■ Data listing ■
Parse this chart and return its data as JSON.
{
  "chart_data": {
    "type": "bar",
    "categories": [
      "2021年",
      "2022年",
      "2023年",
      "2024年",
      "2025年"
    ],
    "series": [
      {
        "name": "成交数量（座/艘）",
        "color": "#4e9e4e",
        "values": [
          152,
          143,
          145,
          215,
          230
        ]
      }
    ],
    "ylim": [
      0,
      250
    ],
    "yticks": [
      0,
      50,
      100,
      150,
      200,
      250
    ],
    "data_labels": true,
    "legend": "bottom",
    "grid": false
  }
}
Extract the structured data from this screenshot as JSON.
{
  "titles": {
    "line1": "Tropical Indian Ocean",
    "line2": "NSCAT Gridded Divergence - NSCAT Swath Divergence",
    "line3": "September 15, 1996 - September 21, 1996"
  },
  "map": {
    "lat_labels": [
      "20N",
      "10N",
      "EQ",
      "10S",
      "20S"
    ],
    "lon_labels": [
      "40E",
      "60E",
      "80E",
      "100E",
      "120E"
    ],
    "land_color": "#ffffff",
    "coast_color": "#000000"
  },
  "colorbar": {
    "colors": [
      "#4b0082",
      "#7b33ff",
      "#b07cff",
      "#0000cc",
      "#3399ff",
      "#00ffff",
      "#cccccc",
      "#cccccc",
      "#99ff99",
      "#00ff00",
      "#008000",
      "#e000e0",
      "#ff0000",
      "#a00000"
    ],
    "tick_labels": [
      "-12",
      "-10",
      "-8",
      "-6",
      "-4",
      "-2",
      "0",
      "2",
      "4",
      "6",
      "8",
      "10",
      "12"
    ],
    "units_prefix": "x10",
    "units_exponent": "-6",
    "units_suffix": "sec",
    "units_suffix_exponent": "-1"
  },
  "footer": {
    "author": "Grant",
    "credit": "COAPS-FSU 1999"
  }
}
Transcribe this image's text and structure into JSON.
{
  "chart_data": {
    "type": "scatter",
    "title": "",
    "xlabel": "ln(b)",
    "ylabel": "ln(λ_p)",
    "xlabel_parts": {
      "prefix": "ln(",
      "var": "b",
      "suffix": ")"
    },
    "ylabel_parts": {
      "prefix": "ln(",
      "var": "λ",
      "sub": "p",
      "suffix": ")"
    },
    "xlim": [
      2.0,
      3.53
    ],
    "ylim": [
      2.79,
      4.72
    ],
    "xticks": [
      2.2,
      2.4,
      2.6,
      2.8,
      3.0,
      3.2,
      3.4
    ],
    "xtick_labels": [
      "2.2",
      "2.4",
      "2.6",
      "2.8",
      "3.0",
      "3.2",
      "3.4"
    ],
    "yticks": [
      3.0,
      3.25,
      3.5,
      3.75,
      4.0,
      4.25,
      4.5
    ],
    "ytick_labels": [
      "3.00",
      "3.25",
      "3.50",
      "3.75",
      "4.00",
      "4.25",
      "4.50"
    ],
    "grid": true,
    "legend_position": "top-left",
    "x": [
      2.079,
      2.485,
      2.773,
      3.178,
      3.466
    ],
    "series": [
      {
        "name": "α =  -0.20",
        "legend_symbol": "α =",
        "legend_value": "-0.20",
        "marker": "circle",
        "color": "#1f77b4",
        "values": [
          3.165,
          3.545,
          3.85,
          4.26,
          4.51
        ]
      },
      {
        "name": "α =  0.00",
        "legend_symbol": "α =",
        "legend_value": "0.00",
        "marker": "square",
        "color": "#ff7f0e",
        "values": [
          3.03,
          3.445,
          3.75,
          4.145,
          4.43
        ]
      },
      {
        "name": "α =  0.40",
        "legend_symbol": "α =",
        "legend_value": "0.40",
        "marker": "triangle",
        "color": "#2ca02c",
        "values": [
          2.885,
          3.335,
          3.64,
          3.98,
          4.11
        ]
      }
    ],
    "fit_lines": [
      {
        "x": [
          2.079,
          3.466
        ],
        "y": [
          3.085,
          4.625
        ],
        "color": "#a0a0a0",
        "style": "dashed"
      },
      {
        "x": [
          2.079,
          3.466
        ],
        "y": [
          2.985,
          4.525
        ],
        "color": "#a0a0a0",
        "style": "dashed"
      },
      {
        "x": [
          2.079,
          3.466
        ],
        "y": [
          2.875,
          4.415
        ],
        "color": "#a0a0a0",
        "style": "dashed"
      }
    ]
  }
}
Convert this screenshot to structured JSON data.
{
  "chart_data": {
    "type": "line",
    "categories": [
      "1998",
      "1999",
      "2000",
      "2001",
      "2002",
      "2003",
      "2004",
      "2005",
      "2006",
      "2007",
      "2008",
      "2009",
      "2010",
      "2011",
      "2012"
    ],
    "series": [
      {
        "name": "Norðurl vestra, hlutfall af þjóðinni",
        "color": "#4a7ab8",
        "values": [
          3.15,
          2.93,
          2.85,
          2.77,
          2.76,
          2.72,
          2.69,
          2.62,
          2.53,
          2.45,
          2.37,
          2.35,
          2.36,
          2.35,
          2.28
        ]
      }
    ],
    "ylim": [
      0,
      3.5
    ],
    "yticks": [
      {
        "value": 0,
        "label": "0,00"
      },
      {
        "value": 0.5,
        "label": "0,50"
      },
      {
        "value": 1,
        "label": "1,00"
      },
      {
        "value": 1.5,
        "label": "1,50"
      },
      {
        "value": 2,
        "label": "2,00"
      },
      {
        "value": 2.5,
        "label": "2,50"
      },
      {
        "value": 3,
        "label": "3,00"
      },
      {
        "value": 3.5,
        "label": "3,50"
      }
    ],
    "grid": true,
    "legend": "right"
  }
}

■ What is expected ■
From the records above, please extract every line and repeat it exactly.

■ Expected answer ■
Parse this chart and return its data as JSON.
{
  "chart_data": {
    "type": "bar",
    "categories": [
      "2021年",
      "2022年",
      "2023年",
      "2024年",
      "2025年"
    ],
    "series": [
      {
        "name": "成交数量（座/艘）",
        "color": "#4e9e4e",
        "values": [
          152,
          143,
          145,
          215,
          230
        ]
      }
    ],
    "ylim": [
      0,
      250
    ],
    "yticks": [
      0,
      50,
      100,
      150,
      200,
      250
    ],
    "data_labels": true,
    "legend": "bottom",
    "grid": false
  }
}
Extract the structured data from this screenshot as JSON.
{
  "titles": {
    "line1": "Tropical Indian Ocean",
    "line2": "NSCAT Gridded Divergence - NSCAT Swath Divergence",
    "line3": "September 15, 1996 - September 21, 1996"
  },
  "map": {
    "lat_labels": [
      "20N",
      "10N",
      "EQ",
      "10S",
      "20S"
    ],
    "lon_labels": [
      "40E",
      "60E",
      "80E",
      "100E",
      "120E"
    ],
    "land_color": "#ffffff",
    "coast_color": "#000000"
  },
  "colorbar": {
    "colors": [
      "#4b0082",
      "#7b33ff",
      "#b07cff",
      "#0000cc",
      "#3399ff",
      "#00ffff",
      "#cccccc",
      "#cccccc",
      "#99ff99",
      "#00ff00",
      "#008000",
      "#e000e0",
      "#ff0000",
      "#a00000"
    ],
    "tick_labels": [
      "-12",
      "-10",
      "-8",
      "-6",
      "-4",
      "-2",
      "0",
      "2",
      "4",
      "6",
      "8",
      "10",
      "12"
    ],
    "units_prefix": "x10",
    "units_exponent": "-6",
    "units_suffix": "sec",
    "units_suffix_exponent": "-1"
  },
  "footer": {
    "author": "Grant",
    "credit": "COAPS-FSU 1999"
  }
}
Transcribe this image's text and structure into JSON.
{
  "chart_data": {
    "type": "scatter",
    "title": "",
    "xlabel": "ln(b)",
    "ylabel": "ln(λ_p)",
    "xlabel_parts": {
      "prefix": "ln(",
      "var": "b",
      "suffix": ")"
    },
    "ylabel_parts": {
      "prefix": "ln(",
      "var": "λ",
      "sub": "p",
      "suffix": ")"
    },
    "xlim": [
      2.0,
      3.53
    ],
    "ylim": [
      2.79,
      4.72
    ],
    "xticks": [
      2.2,
      2.4,
      2.6,
      2.8,
      3.0,
      3.2,
      3.4
    ],
    "xtick_labels": [
      "2.2",
      "2.4",
      "2.6",
      "2.8",
      "3.0",
      "3.2",
      "3.4"
    ],
    "yticks": [
      3.0,
      3.25,
      3.5,
      3.75,
      4.0,
      4.25,
      4.5
    ],
    "ytick_labels": [
      "3.00",
      "3.25",
      "3.50",
      "3.75",
      "4.00",
      "4.25",
      "4.50"
    ],
    "grid": true,
    "legend_position": "top-left",
    "x": [
      2.079,
      2.485,
      2.773,
      3.178,
      3.466
    ],
    "series": [
      {
        "name": "α =  -0.20",
        "legend_symbol": "α =",
        "legend_value": "-0.20",
        "marker": "circle",
        "color": "#1f77b4",
        "values": [
          3.165,
          3.545,
          3.85,
          4.26,
          4.51
        ]
      },
      {
        "name": "α =  0.00",
        "legend_symbol": "α =",
        "legend_value": "0.00",
        "marker": "square",
        "color": "#ff7f0e",
        "values": [
          3.03,
          3.445,
          3.75,
          4.145,
          4.43
        ]
      },
      {
        "name": "α =  0.40",
        "legend_symbol": "α =",
        "legend_value": "0.40",
        "marker": "triangle",
        "color": "#2ca02c",
        "values": [
          2.885,
          3.335,
          3.64,
          3.98,
          4.11
        ]
      }
    ],
    "fit_lines": [
      {
        "x": [
          2.079,
          3.466
        ],
        "y": [
          3.085,
          4.625
        ],
        "color": "#a0a0a0",
        "style": "dashed"
      },
      {
        "x": [
          2.079,
          3.466
        ],
        "y": [
          2.985,
          4.525
        ],
        "color": "#a0a0a0",
        "style": "dashed"
      },
      {
        "x": [
          2.079,
          3.466
        ],
        "y": [
          2.875,
          4.415
        ],
        "color": "#a0a0a0",
        "style": "dashed"
      }
    ]
  }
}
Convert this screenshot to structured JSON data.
{
  "chart_data": {
    "type": "line",
    "categories": [
      "1998",
      "1999",
      "2000",
      "2001",
      "2002",
      "2003",
      "2004",
      "2005",
      "2006",
      "2007",
      "2008",
      "2009",
      "2010",
      "2011",
      "2012"
    ],
    "series": [
      {
        "name": "Norðurl vestra, hlutfall af þjóðinni",
        "color": "#4a7ab8",
        "values": [
          3.15,
          2.93,
          2.85,
          2.77,
          2.76,
          2.72,
          2.69,
          2.62,
          2.53,
          2.45,
          2.37,
          2.35,
          2.36,
          2.35,
          2.28
        ]
      }
    ],
    "ylim": [
      0,
      3.5
    ],
    "yticks": [
      {
        "value": 0,
        "label": "0,00"
      },
      {
        "value": 0.5,
        "label": "0,50"
      },
      {
        "value": 1,
        "label": "1,00"
      },
      {
        "value": 1.5,
        "label": "1,50"
      },
      {
        "value": 2,
        "label": "2,00"
      },
      {
        "value": 2.5,
        "label": "2,50"
      },
      {
        "value": 3,
        "label": "3,00"
      },
      {
        "value": 3.5,
        "label": "3,50"
      }
    ],
    "grid": true,
    "legend": "right"
  }
}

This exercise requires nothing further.